Task directions: Retype the material word for word.
begin Records to process
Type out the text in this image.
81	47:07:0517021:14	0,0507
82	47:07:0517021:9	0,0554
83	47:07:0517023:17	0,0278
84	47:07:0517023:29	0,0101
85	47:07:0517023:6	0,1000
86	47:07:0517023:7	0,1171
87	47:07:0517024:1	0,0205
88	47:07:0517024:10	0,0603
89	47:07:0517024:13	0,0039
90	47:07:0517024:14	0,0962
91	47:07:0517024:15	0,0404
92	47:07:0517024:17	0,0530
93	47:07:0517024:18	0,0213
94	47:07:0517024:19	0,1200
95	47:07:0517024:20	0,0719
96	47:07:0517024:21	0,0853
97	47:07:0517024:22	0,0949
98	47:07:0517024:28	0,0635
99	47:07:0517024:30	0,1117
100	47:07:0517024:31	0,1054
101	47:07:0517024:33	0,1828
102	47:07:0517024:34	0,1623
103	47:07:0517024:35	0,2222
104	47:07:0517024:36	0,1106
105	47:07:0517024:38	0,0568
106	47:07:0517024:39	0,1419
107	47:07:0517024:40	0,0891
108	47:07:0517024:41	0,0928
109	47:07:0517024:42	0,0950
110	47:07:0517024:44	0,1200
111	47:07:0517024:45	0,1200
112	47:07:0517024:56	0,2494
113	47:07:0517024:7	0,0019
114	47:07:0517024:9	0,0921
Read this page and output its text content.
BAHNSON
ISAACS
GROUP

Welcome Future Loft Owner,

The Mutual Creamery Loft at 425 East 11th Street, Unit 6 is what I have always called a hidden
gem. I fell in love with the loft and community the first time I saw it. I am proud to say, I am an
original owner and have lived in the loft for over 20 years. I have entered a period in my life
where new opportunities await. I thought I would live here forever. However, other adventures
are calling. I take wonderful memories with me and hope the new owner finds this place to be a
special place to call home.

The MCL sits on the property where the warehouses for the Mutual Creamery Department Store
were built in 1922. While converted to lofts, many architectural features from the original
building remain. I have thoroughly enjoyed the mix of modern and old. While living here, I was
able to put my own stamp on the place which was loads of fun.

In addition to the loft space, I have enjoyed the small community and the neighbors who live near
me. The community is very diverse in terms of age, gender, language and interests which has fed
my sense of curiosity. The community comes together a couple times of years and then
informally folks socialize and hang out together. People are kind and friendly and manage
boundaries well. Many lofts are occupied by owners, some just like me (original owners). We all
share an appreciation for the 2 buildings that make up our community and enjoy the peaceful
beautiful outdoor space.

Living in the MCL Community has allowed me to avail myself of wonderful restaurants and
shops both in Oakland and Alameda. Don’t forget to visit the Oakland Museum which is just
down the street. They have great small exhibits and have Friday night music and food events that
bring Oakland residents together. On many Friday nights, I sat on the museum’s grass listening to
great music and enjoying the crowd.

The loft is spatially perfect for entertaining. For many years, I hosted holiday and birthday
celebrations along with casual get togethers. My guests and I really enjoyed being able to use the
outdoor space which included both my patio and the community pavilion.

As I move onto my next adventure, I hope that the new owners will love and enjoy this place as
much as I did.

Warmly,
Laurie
end Records to process
Problem solution:
Type out the text in this image.
81	47:07:0517021:14	0,0507
82	47:07:0517021:9	0,0554
83	47:07:0517023:17	0,0278
84	47:07:0517023:29	0,0101
85	47:07:0517023:6	0,1000
86	47:07:0517023:7	0,1171
87	47:07:0517024:1	0,0205
88	47:07:0517024:10	0,0603
89	47:07:0517024:13	0,0039
90	47:07:0517024:14	0,0962
91	47:07:0517024:15	0,0404
92	47:07:0517024:17	0,0530
93	47:07:0517024:18	0,0213
94	47:07:0517024:19	0,1200
95	47:07:0517024:20	0,0719
96	47:07:0517024:21	0,0853
97	47:07:0517024:22	0,0949
98	47:07:0517024:28	0,0635
99	47:07:0517024:30	0,1117
100	47:07:0517024:31	0,1054
101	47:07:0517024:33	0,1828
102	47:07:0517024:34	0,1623
103	47:07:0517024:35	0,2222
104	47:07:0517024:36	0,1106
105	47:07:0517024:38	0,0568
106	47:07:0517024:39	0,1419
107	47:07:0517024:40	0,0891
108	47:07:0517024:41	0,0928
109	47:07:0517024:42	0,0950
110	47:07:0517024:44	0,1200
111	47:07:0517024:45	0,1200
112	47:07:0517024:56	0,2494
113	47:07:0517024:7	0,0019
114	47:07:0517024:9	0,0921
Read this page and output its text content.
BAHNSON
ISAACS
GROUP

Welcome Future Loft Owner,

The Mutual Creamery Loft at 425 East 11th Street, Unit 6 is what I have always called a hidden
gem. I fell in love with the loft and community the first time I saw it. I am proud to say, I am an
original owner and have lived in the loft for over 20 years. I have entered a period in my life
where new opportunities await. I thought I would live here forever. However, other adventures
are calling. I take wonderful memories with me and hope the new owner finds this place to be a
special place to call home.

The MCL sits on the property where the warehouses for the Mutual Creamery Department Store
were built in 1922. While converted to lofts, many architectural features from the original
building remain. I have thoroughly enjoyed the mix of modern and old. While living here, I was
able to put my own stamp on the place which was loads of fun.

In addition to the loft space, I have enjoyed the small community and the neighbors who live near
me. The community is very diverse in terms of age, gender, language and interests which has fed
my sense of curiosity. The community comes together a couple times of years and then
informally folks socialize and hang out together. People are kind and friendly and manage
boundaries well. Many lofts are occupied by owners, some just like me (original owners). We all
share an appreciation for the 2 buildings that make up our community and enjoy the peaceful
beautiful outdoor space.

Living in the MCL Community has allowed me to avail myself of wonderful restaurants and
shops both in Oakland and Alameda. Don’t forget to visit the Oakland Museum which is just
down the street. They have great small exhibits and have Friday night music and food events that
bring Oakland residents together. On many Friday nights, I sat on the museum’s grass listening to
great music and enjoying the crowd.

The loft is spatially perfect for entertaining. For many years, I hosted holiday and birthday
celebrations along with casual get togethers. My guests and I really enjoyed being able to use the
outdoor space which included both my patio and the community pavilion.

As I move onto my next adventure, I hope that the new owners will love and enjoy this place as
much as I did.

Warmly,
Laurie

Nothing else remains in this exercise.